■ Task details: Set each record down exactly, excluding all images.
** Start Items **
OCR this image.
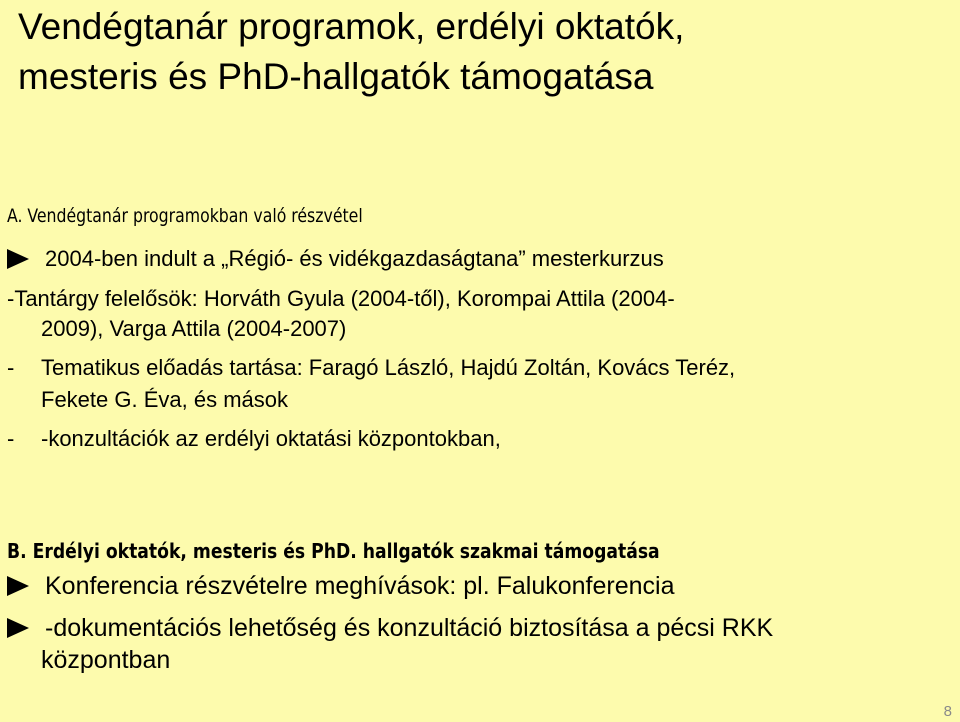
Vendégtanár programok, erdélyi oktatók,
mesteris és PhD-hallgatók támogatása
A. Vendégtanár programokban való részvétel
2004-ben indult a „Régió- és vidékgazdaságtana” mesterkurzus
-Tantárgy felelősök: Horváth Gyula (2004-től), Korompai Attila (2004-
2009), Varga Attila (2004-2007)
- Tematikus előadás tartása: Faragó László, Hajdú Zoltán, Kovács Teréz,
Fekete G. Éva, és mások
- -konzultációk az erdélyi oktatási központokban,
B. Erdélyi oktatók, mesteris és PhD. hallgatók szakmai támogatása
Konferencia részvételre meghívások: pl. Falukonferencia
-dokumentációs lehetőség és konzultáció biztosítása a pécsi RKK
központban
8
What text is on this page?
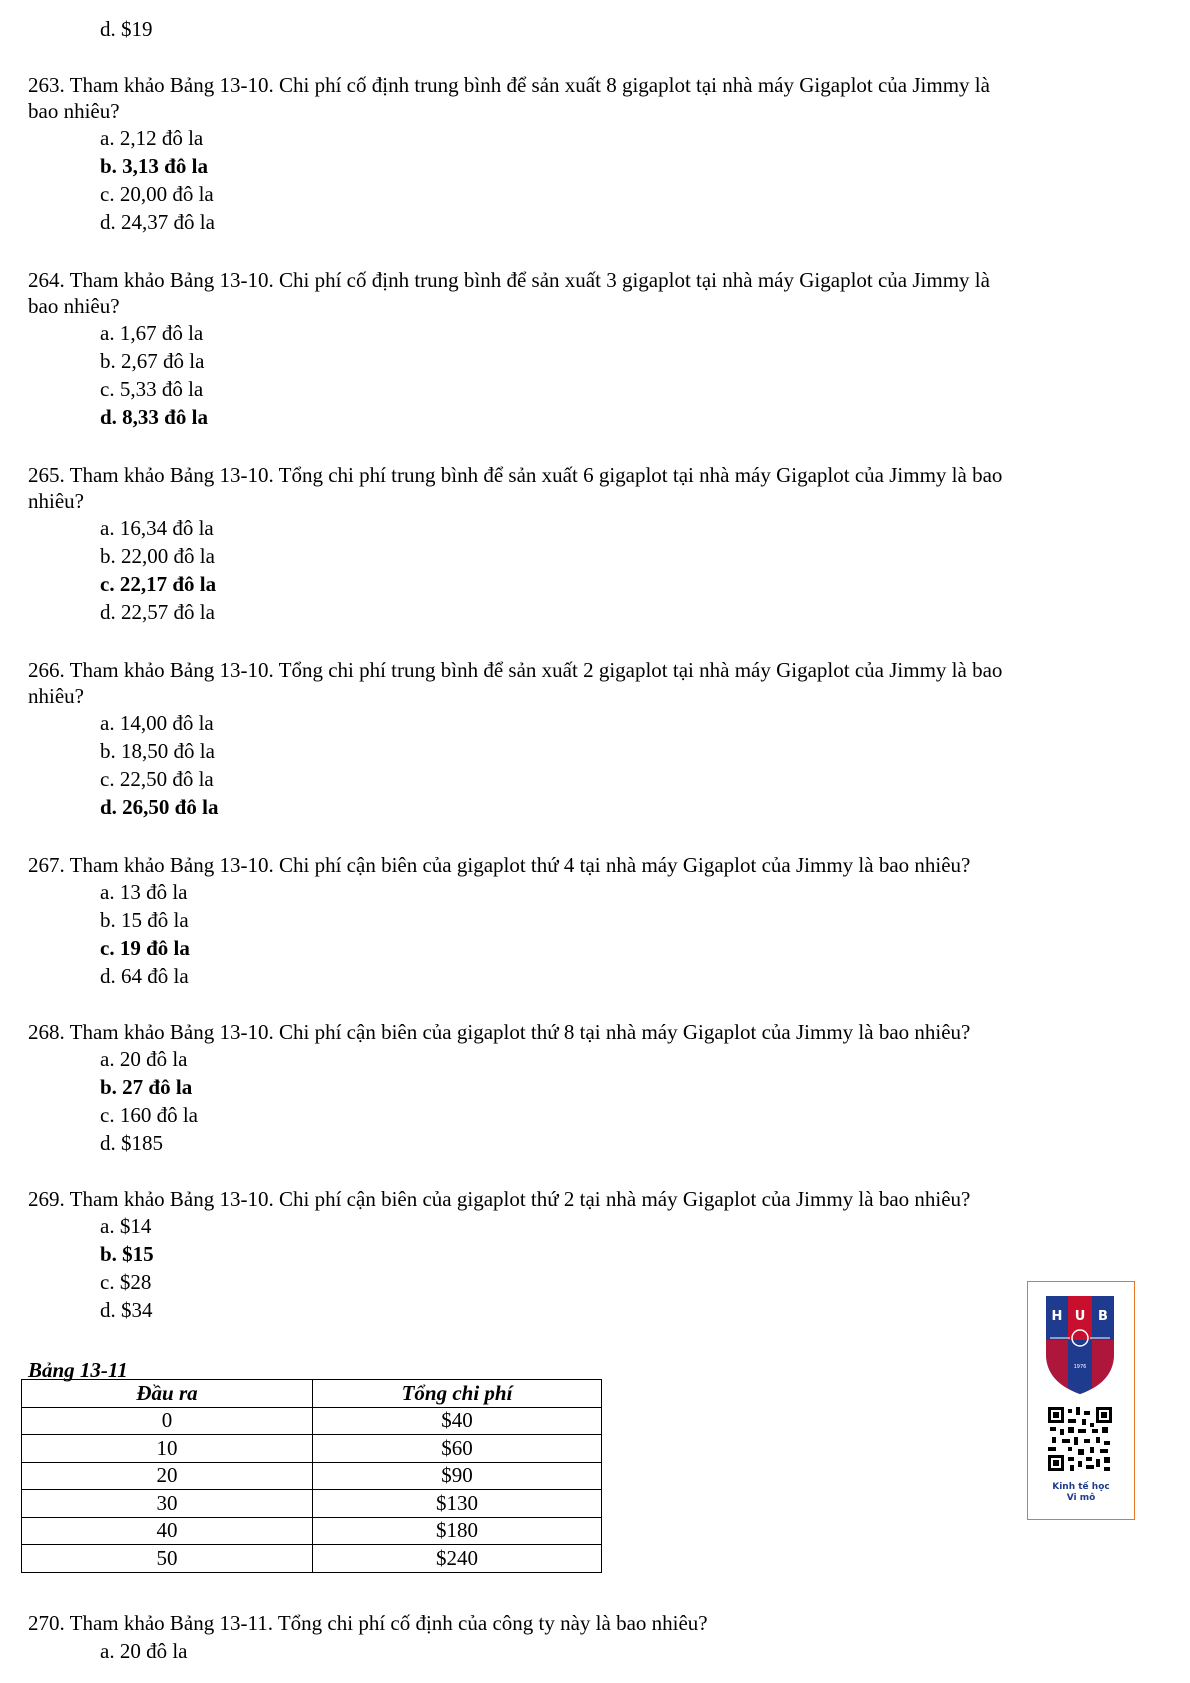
d. $19
263. Tham khảo Bảng 13-10. Chi phí cố định trung bình để sản xuất 8 gigaplot tại nhà máy Gigaplot của Jimmy là
bao nhiêu?
a. 2,12 đô la
b. 3,13 đô la
c. 20,00 đô la
d. 24,37 đô la
264. Tham khảo Bảng 13-10. Chi phí cố định trung bình để sản xuất 3 gigaplot tại nhà máy Gigaplot của Jimmy là
bao nhiêu?
a. 1,67 đô la
b. 2,67 đô la
c. 5,33 đô la
d. 8,33 đô la
265. Tham khảo Bảng 13-10. Tổng chi phí trung bình để sản xuất 6 gigaplot tại nhà máy Gigaplot của Jimmy là bao
nhiêu?
a. 16,34 đô la
b. 22,00 đô la
c. 22,17 đô la
d. 22,57 đô la
266. Tham khảo Bảng 13-10. Tổng chi phí trung bình để sản xuất 2 gigaplot tại nhà máy Gigaplot của Jimmy là bao
nhiêu?
a. 14,00 đô la
b. 18,50 đô la
c. 22,50 đô la
d. 26,50 đô la
267. Tham khảo Bảng 13-10. Chi phí cận biên của gigaplot thứ 4 tại nhà máy Gigaplot của Jimmy là bao nhiêu?
a. 13 đô la
b. 15 đô la
c. 19 đô la
d. 64 đô la
268. Tham khảo Bảng 13-10. Chi phí cận biên của gigaplot thứ 8 tại nhà máy Gigaplot của Jimmy là bao nhiêu?
a. 20 đô la
b. 27 đô la
c. 160 đô la
d. $185
269. Tham khảo Bảng 13-10. Chi phí cận biên của gigaplot thứ 2 tại nhà máy Gigaplot của Jimmy là bao nhiêu?
a. $14
b. $15
c. $28
d. $34
Bảng 13-11
Đầu ra	Tổng chi phí
0	$40
10	$60
20	$90
30	$130
40	$180
50	$240
270. Tham khảo Bảng 13-11. Tổng chi phí cố định của công ty này là bao nhiêu?
a. 20 đô la
H U B
1976
Kinh tế học
Vi mô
** End Items **
■ Answer in full:
OCR this image.
Vendégtanár programok, erdélyi oktatók,
mesteris és PhD-hallgatók támogatása
A. Vendégtanár programokban való részvétel
2004-ben indult a „Régió- és vidékgazdaságtana” mesterkurzus
-Tantárgy felelősök: Horváth Gyula (2004-től), Korompai Attila (2004-
2009), Varga Attila (2004-2007)
- Tematikus előadás tartása: Faragó László, Hajdú Zoltán, Kovács Teréz,
Fekete G. Éva, és mások
- -konzultációk az erdélyi oktatási központokban,
B. Erdélyi oktatók, mesteris és PhD. hallgatók szakmai támogatása
Konferencia részvételre meghívások: pl. Falukonferencia
-dokumentációs lehetőség és konzultáció biztosítása a pécsi RKK
központban
8
What text is on this page?
d. $19
263. Tham khảo Bảng 13-10. Chi phí cố định trung bình để sản xuất 8 gigaplot tại nhà máy Gigaplot của Jimmy là
bao nhiêu?
a. 2,12 đô la
b. 3,13 đô la
c. 20,00 đô la
d. 24,37 đô la
264. Tham khảo Bảng 13-10. Chi phí cố định trung bình để sản xuất 3 gigaplot tại nhà máy Gigaplot của Jimmy là
bao nhiêu?
a. 1,67 đô la
b. 2,67 đô la
c. 5,33 đô la
d. 8,33 đô la
265. Tham khảo Bảng 13-10. Tổng chi phí trung bình để sản xuất 6 gigaplot tại nhà máy Gigaplot của Jimmy là bao
nhiêu?
a. 16,34 đô la
b. 22,00 đô la
c. 22,17 đô la
d. 22,57 đô la
266. Tham khảo Bảng 13-10. Tổng chi phí trung bình để sản xuất 2 gigaplot tại nhà máy Gigaplot của Jimmy là bao
nhiêu?
a. 14,00 đô la
b. 18,50 đô la
c. 22,50 đô la
d. 26,50 đô la
267. Tham khảo Bảng 13-10. Chi phí cận biên của gigaplot thứ 4 tại nhà máy Gigaplot của Jimmy là bao nhiêu?
a. 13 đô la
b. 15 đô la
c. 19 đô la
d. 64 đô la
268. Tham khảo Bảng 13-10. Chi phí cận biên của gigaplot thứ 8 tại nhà máy Gigaplot của Jimmy là bao nhiêu?
a. 20 đô la
b. 27 đô la
c. 160 đô la
d. $185
269. Tham khảo Bảng 13-10. Chi phí cận biên của gigaplot thứ 2 tại nhà máy Gigaplot của Jimmy là bao nhiêu?
a. $14
b. $15
c. $28
d. $34
Bảng 13-11
Đầu ra	Tổng chi phí
0	$40
10	$60
20	$90
30	$130
40	$180
50	$240
270. Tham khảo Bảng 13-11. Tổng chi phí cố định của công ty này là bao nhiêu?
a. 20 đô la
H U B
1976
Kinh tế học
Vi mô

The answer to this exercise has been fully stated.